Using the data below, gather each line that includes the word "slaapapneu".

⁂

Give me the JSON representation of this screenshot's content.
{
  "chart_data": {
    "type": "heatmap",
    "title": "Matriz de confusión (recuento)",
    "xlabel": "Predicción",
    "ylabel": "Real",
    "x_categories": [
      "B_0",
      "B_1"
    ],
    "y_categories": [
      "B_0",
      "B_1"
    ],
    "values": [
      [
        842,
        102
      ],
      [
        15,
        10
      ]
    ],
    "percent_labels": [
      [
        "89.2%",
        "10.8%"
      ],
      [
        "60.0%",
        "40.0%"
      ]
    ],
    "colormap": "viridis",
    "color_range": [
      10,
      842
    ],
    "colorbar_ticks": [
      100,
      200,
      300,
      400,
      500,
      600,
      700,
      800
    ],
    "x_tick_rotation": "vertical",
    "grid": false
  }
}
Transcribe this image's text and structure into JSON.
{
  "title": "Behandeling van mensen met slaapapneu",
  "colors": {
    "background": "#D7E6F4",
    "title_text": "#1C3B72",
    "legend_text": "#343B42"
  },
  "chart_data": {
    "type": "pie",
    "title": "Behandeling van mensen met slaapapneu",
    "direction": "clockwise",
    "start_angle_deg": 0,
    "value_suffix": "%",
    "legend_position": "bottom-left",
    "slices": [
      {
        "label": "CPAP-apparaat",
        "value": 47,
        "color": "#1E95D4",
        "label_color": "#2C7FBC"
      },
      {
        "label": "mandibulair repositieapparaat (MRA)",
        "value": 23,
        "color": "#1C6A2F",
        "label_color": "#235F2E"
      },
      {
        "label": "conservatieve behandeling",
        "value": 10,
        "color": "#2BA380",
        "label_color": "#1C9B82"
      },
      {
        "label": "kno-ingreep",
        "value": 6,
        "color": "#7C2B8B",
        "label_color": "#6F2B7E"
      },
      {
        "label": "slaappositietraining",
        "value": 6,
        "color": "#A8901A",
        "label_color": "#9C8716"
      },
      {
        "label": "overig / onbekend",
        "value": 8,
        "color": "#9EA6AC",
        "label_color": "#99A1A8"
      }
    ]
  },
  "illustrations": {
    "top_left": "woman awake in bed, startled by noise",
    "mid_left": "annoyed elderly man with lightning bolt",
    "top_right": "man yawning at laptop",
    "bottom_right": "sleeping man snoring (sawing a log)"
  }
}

⁂

§ **Written solution**:
  "title": "Behandeling van mensen met slaapapneu",
    "title": "Behandeling van mensen met slaapapneu",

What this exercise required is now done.